• Instructions to follow:
Copy the listing below in full and skip every picture.

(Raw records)
════════════════════
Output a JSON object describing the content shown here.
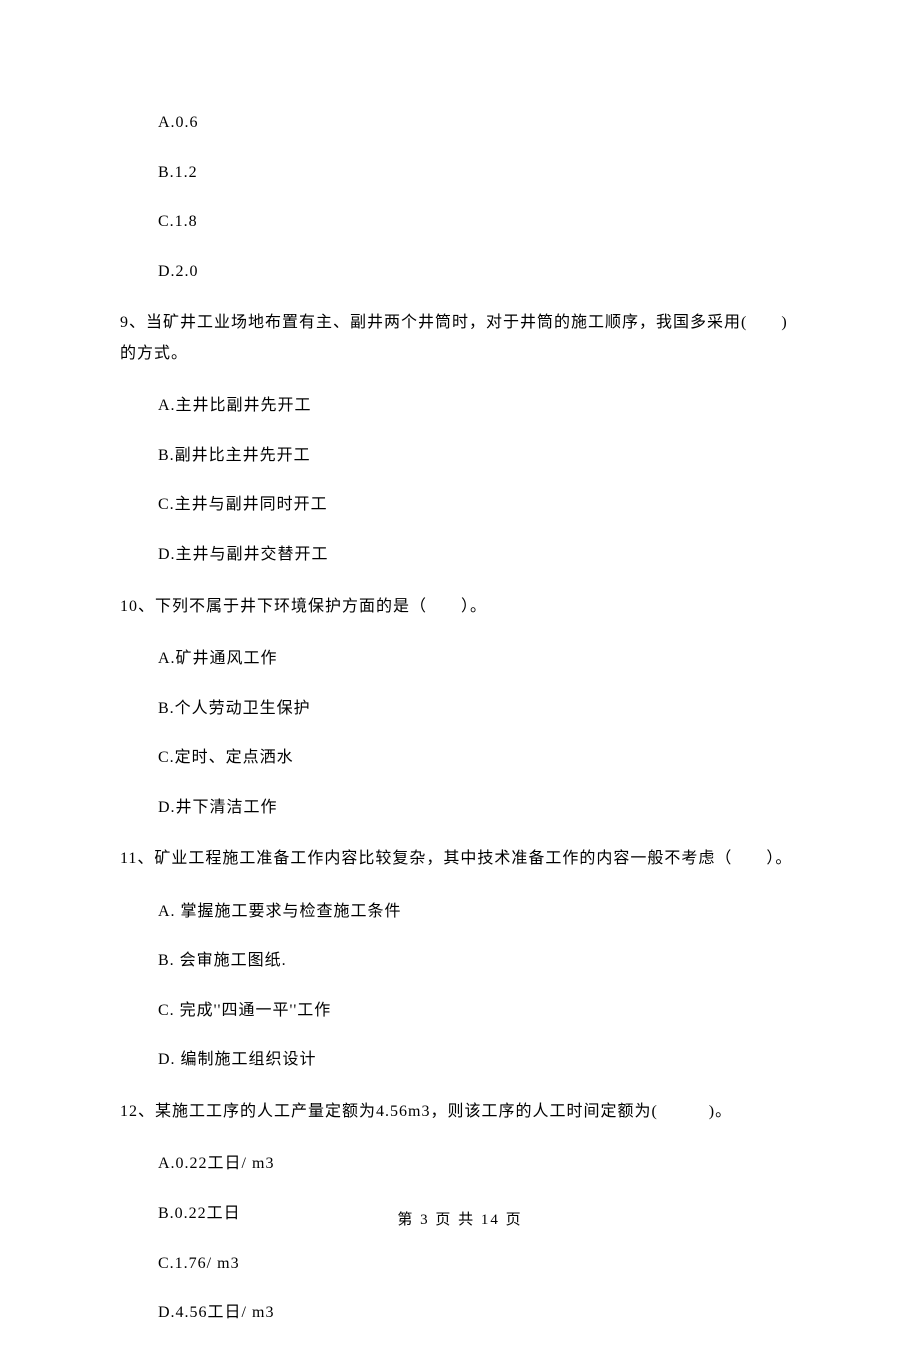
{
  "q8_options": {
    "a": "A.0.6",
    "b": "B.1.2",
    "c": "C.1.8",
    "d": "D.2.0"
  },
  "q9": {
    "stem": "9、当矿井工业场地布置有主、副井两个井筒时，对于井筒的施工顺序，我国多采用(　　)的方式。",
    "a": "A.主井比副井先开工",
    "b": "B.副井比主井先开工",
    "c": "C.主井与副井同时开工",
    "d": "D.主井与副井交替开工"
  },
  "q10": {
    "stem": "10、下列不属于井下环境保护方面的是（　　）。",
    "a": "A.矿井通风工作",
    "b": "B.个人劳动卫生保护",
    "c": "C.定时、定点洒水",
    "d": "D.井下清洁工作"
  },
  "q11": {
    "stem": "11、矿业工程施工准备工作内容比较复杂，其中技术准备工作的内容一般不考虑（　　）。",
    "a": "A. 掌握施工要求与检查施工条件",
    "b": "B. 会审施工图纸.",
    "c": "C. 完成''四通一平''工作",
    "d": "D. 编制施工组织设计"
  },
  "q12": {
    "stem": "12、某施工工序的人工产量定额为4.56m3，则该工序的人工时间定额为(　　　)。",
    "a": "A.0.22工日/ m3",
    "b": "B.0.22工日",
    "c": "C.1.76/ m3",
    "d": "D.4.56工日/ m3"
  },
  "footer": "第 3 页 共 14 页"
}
════════════════════
• Task answer:
Output a JSON object describing the content shown here.
{
  "q8_options": {
    "a": "A.0.6",
    "b": "B.1.2",
    "c": "C.1.8",
    "d": "D.2.0"
  },
  "q9": {
    "stem": "9、当矿井工业场地布置有主、副井两个井筒时，对于井筒的施工顺序，我国多采用(　　)的方式。",
    "a": "A.主井比副井先开工",
    "b": "B.副井比主井先开工",
    "c": "C.主井与副井同时开工",
    "d": "D.主井与副井交替开工"
  },
  "q10": {
    "stem": "10、下列不属于井下环境保护方面的是（　　）。",
    "a": "A.矿井通风工作",
    "b": "B.个人劳动卫生保护",
    "c": "C.定时、定点洒水",
    "d": "D.井下清洁工作"
  },
  "q11": {
    "stem": "11、矿业工程施工准备工作内容比较复杂，其中技术准备工作的内容一般不考虑（　　）。",
    "a": "A. 掌握施工要求与检查施工条件",
    "b": "B. 会审施工图纸.",
    "c": "C. 完成''四通一平''工作",
    "d": "D. 编制施工组织设计"
  },
  "q12": {
    "stem": "12、某施工工序的人工产量定额为4.56m3，则该工序的人工时间定额为(　　　)。",
    "a": "A.0.22工日/ m3",
    "b": "B.0.22工日",
    "c": "C.1.76/ m3",
    "d": "D.4.56工日/ m3"
  },
  "footer": "第 3 页 共 14 页"
}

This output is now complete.